* START *

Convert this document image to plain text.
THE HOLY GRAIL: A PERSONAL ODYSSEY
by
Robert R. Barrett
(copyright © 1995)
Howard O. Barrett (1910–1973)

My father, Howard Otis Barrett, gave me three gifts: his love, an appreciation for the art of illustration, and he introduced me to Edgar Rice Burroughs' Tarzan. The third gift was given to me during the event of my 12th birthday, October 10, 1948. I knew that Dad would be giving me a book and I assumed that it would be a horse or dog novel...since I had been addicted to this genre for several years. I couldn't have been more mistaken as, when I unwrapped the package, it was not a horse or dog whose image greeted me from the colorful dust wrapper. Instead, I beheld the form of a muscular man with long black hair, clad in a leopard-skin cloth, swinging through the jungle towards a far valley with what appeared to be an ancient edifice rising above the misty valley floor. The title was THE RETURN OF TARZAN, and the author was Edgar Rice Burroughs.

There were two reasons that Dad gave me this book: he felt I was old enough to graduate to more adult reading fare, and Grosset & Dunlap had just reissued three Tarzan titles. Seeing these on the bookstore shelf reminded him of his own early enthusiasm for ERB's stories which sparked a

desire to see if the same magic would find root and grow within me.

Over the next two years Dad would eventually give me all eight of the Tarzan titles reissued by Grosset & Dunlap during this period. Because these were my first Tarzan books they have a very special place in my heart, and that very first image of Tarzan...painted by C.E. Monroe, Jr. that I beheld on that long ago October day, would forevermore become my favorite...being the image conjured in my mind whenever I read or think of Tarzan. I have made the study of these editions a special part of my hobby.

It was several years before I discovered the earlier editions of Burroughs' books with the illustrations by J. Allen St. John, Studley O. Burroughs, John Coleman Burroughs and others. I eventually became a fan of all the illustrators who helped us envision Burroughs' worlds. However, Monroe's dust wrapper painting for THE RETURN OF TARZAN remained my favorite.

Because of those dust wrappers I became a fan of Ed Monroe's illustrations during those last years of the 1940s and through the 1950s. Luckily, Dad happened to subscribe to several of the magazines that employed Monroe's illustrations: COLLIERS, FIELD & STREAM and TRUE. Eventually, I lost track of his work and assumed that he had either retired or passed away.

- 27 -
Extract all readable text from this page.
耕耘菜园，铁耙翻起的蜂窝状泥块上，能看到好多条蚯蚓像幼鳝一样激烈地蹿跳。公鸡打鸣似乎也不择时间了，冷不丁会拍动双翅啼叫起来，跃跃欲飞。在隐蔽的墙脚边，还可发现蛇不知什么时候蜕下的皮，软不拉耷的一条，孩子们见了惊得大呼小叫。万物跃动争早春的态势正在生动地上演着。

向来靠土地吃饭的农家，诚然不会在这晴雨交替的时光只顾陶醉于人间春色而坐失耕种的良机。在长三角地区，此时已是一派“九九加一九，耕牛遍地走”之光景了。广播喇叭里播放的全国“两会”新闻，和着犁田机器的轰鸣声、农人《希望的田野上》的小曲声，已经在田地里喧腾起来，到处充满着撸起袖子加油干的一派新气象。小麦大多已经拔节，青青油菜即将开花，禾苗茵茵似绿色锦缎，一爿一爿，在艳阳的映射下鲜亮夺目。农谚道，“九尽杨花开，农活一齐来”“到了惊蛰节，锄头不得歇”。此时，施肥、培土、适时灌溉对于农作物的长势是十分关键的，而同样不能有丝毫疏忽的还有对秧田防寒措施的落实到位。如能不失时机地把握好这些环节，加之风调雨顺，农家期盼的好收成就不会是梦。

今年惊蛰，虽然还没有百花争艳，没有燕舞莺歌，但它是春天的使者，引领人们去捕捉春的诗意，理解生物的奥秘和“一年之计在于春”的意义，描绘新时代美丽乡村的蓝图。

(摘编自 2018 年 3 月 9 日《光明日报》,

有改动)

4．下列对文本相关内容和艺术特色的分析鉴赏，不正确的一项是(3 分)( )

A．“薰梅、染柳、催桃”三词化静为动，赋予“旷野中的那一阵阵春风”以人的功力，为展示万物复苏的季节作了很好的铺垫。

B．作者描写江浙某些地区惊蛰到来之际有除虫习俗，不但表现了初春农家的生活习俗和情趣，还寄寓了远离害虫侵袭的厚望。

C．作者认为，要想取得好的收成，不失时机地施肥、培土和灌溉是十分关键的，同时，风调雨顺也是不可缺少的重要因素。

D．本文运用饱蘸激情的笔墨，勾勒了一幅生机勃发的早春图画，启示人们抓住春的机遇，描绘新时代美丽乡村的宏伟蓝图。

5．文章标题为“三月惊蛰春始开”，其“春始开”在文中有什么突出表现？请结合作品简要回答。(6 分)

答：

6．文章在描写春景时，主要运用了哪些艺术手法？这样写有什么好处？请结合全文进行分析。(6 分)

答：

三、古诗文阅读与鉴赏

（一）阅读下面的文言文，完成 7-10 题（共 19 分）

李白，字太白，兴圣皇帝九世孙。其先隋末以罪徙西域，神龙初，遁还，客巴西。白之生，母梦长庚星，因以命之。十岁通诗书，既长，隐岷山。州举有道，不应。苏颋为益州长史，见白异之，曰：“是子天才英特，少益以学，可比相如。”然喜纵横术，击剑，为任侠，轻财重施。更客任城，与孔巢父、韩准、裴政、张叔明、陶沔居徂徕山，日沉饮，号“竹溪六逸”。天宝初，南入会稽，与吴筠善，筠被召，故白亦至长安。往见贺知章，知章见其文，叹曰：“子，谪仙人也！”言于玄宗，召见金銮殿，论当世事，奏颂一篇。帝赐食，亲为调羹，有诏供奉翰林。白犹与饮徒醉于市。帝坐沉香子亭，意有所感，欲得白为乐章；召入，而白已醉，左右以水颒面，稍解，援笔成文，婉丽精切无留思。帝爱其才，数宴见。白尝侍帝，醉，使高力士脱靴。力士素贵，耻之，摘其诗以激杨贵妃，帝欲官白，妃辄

* END *

WHAT YOU NEED TO DO:
Quote each line of the listing above exactly.

SOLVED EXERCISE:
Convert this document image to plain text.
THE HOLY GRAIL: A PERSONAL ODYSSEY
by
Robert R. Barrett
(copyright © 1995)
Howard O. Barrett (1910–1973)

My father, Howard Otis Barrett, gave me three gifts: his love, an appreciation for the art of illustration, and he introduced me to Edgar Rice Burroughs' Tarzan. The third gift was given to me during the event of my 12th birthday, October 10, 1948. I knew that Dad would be giving me a book and I assumed that it would be a horse or dog novel...since I had been addicted to this genre for several years. I couldn't have been more mistaken as, when I unwrapped the package, it was not a horse or dog whose image greeted me from the colorful dust wrapper. Instead, I beheld the form of a muscular man with long black hair, clad in a leopard-skin cloth, swinging through the jungle towards a far valley with what appeared to be an ancient edifice rising above the misty valley floor. The title was THE RETURN OF TARZAN, and the author was Edgar Rice Burroughs.

There were two reasons that Dad gave me this book: he felt I was old enough to graduate to more adult reading fare, and Grosset & Dunlap had just reissued three Tarzan titles. Seeing these on the bookstore shelf reminded him of his own early enthusiasm for ERB's stories which sparked a

desire to see if the same magic would find root and grow within me.

Over the next two years Dad would eventually give me all eight of the Tarzan titles reissued by Grosset & Dunlap during this period. Because these were my first Tarzan books they have a very special place in my heart, and that very first image of Tarzan...painted by C.E. Monroe, Jr. that I beheld on that long ago October day, would forevermore become my favorite...being the image conjured in my mind whenever I read or think of Tarzan. I have made the study of these editions a special part of my hobby.

It was several years before I discovered the earlier editions of Burroughs' books with the illustrations by J. Allen St. John, Studley O. Burroughs, John Coleman Burroughs and others. I eventually became a fan of all the illustrators who helped us envision Burroughs' worlds. However, Monroe's dust wrapper painting for THE RETURN OF TARZAN remained my favorite.

Because of those dust wrappers I became a fan of Ed Monroe's illustrations during those last years of the 1940s and through the 1950s. Luckily, Dad happened to subscribe to several of the magazines that employed Monroe's illustrations: COLLIERS, FIELD & STREAM and TRUE. Eventually, I lost track of his work and assumed that he had either retired or passed away.

- 27 -
Extract all readable text from this page.
耕耘菜园，铁耙翻起的蜂窝状泥块上，能看到好多条蚯蚓像幼鳝一样激烈地蹿跳。公鸡打鸣似乎也不择时间了，冷不丁会拍动双翅啼叫起来，跃跃欲飞。在隐蔽的墙脚边，还可发现蛇不知什么时候蜕下的皮，软不拉耷的一条，孩子们见了惊得大呼小叫。万物跃动争早春的态势正在生动地上演着。

向来靠土地吃饭的农家，诚然不会在这晴雨交替的时光只顾陶醉于人间春色而坐失耕种的良机。在长三角地区，此时已是一派“九九加一九，耕牛遍地走”之光景了。广播喇叭里播放的全国“两会”新闻，和着犁田机器的轰鸣声、农人《希望的田野上》的小曲声，已经在田地里喧腾起来，到处充满着撸起袖子加油干的一派新气象。小麦大多已经拔节，青青油菜即将开花，禾苗茵茵似绿色锦缎，一爿一爿，在艳阳的映射下鲜亮夺目。农谚道，“九尽杨花开，农活一齐来”“到了惊蛰节，锄头不得歇”。此时，施肥、培土、适时灌溉对于农作物的长势是十分关键的，而同样不能有丝毫疏忽的还有对秧田防寒措施的落实到位。如能不失时机地把握好这些环节，加之风调雨顺，农家期盼的好收成就不会是梦。

今年惊蛰，虽然还没有百花争艳，没有燕舞莺歌，但它是春天的使者，引领人们去捕捉春的诗意，理解生物的奥秘和“一年之计在于春”的意义，描绘新时代美丽乡村的蓝图。

(摘编自 2018 年 3 月 9 日《光明日报》,

有改动)

4．下列对文本相关内容和艺术特色的分析鉴赏，不正确的一项是(3 分)( )

A．“薰梅、染柳、催桃”三词化静为动，赋予“旷野中的那一阵阵春风”以人的功力，为展示万物复苏的季节作了很好的铺垫。

B．作者描写江浙某些地区惊蛰到来之际有除虫习俗，不但表现了初春农家的生活习俗和情趣，还寄寓了远离害虫侵袭的厚望。

C．作者认为，要想取得好的收成，不失时机地施肥、培土和灌溉是十分关键的，同时，风调雨顺也是不可缺少的重要因素。

D．本文运用饱蘸激情的笔墨，勾勒了一幅生机勃发的早春图画，启示人们抓住春的机遇，描绘新时代美丽乡村的宏伟蓝图。

5．文章标题为“三月惊蛰春始开”，其“春始开”在文中有什么突出表现？请结合作品简要回答。(6 分)

答：

6．文章在描写春景时，主要运用了哪些艺术手法？这样写有什么好处？请结合全文进行分析。(6 分)

答：

三、古诗文阅读与鉴赏

（一）阅读下面的文言文，完成 7-10 题（共 19 分）

李白，字太白，兴圣皇帝九世孙。其先隋末以罪徙西域，神龙初，遁还，客巴西。白之生，母梦长庚星，因以命之。十岁通诗书，既长，隐岷山。州举有道，不应。苏颋为益州长史，见白异之，曰：“是子天才英特，少益以学，可比相如。”然喜纵横术，击剑，为任侠，轻财重施。更客任城，与孔巢父、韩准、裴政、张叔明、陶沔居徂徕山，日沉饮，号“竹溪六逸”。天宝初，南入会稽，与吴筠善，筠被召，故白亦至长安。往见贺知章，知章见其文，叹曰：“子，谪仙人也！”言于玄宗，召见金銮殿，论当世事，奏颂一篇。帝赐食，亲为调羹，有诏供奉翰林。白犹与饮徒醉于市。帝坐沉香子亭，意有所感，欲得白为乐章；召入，而白已醉，左右以水颒面，稍解，援笔成文，婉丽精切无留思。帝爱其才，数宴见。白尝侍帝，醉，使高力士脱靴。力士素贵，耻之，摘其诗以激杨贵妃，帝欲官白，妃辄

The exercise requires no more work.